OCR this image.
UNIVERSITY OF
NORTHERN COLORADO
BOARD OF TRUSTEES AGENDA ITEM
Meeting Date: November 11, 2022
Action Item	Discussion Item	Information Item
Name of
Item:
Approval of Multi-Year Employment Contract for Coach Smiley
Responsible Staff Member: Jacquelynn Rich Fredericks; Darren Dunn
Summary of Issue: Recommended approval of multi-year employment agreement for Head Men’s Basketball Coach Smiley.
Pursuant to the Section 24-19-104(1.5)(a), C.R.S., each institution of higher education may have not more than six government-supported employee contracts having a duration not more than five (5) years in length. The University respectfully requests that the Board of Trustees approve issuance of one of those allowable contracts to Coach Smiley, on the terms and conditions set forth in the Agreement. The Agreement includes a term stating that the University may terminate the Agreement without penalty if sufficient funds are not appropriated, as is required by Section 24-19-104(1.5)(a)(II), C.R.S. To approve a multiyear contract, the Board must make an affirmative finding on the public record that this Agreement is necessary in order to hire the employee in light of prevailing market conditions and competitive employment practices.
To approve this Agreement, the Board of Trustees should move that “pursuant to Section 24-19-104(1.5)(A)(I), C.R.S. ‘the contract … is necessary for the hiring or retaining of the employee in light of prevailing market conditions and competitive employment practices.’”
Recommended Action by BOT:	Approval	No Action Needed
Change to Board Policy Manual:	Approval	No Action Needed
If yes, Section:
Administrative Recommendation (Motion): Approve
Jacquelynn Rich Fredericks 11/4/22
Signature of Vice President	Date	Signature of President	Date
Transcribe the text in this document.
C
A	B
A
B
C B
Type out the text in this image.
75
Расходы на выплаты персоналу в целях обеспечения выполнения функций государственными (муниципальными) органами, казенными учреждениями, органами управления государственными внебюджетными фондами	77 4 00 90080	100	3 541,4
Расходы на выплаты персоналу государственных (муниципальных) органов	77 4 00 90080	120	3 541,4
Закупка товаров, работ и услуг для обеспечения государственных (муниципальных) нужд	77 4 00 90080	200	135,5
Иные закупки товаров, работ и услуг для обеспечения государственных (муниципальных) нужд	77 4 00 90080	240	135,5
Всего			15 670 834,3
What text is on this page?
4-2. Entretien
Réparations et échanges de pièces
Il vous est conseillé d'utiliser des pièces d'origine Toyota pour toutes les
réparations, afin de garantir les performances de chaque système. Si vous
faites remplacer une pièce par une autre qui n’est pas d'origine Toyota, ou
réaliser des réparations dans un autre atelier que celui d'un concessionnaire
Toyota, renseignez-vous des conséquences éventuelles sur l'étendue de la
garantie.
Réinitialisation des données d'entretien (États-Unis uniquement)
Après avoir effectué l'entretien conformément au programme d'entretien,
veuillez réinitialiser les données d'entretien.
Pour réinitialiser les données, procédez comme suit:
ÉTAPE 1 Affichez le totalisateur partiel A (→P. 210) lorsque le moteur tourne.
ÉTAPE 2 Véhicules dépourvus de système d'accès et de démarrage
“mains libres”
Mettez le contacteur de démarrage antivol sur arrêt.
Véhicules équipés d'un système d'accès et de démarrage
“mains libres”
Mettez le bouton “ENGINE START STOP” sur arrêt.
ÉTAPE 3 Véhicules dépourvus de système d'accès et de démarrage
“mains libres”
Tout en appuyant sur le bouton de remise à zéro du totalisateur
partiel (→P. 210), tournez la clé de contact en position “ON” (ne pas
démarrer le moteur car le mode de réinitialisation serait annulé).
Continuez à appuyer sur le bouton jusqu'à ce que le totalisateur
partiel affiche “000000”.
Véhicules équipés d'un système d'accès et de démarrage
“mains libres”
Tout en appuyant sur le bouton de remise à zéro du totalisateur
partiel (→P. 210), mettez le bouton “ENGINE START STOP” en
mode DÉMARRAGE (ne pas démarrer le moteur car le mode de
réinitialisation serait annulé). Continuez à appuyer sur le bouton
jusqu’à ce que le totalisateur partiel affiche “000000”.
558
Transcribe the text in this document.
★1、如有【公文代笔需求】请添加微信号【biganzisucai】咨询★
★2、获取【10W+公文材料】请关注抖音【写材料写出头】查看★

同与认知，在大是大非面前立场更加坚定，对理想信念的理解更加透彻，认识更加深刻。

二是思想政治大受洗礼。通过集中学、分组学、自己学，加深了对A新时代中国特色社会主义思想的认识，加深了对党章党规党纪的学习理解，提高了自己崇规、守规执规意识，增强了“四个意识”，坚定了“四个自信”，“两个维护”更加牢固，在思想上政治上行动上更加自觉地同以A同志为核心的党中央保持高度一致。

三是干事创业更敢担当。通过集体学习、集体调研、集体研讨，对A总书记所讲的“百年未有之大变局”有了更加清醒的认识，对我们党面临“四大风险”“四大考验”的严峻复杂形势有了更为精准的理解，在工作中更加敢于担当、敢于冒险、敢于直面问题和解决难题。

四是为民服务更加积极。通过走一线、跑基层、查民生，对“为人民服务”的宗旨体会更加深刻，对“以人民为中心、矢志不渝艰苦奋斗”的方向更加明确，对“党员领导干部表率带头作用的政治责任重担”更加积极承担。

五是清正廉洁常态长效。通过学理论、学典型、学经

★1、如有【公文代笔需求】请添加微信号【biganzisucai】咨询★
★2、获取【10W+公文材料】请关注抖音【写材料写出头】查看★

------------------------------------------------------------------------

▶ AIM: Which lines hold the string "Action"? Copy all of them from the data above.

▶ TASK SOLUTION:
Action Item	Discussion Item	Information Item
Recommended Action by BOT:	Approval	No Action Needed
Change to Board Policy Manual:	Approval	No Action Needed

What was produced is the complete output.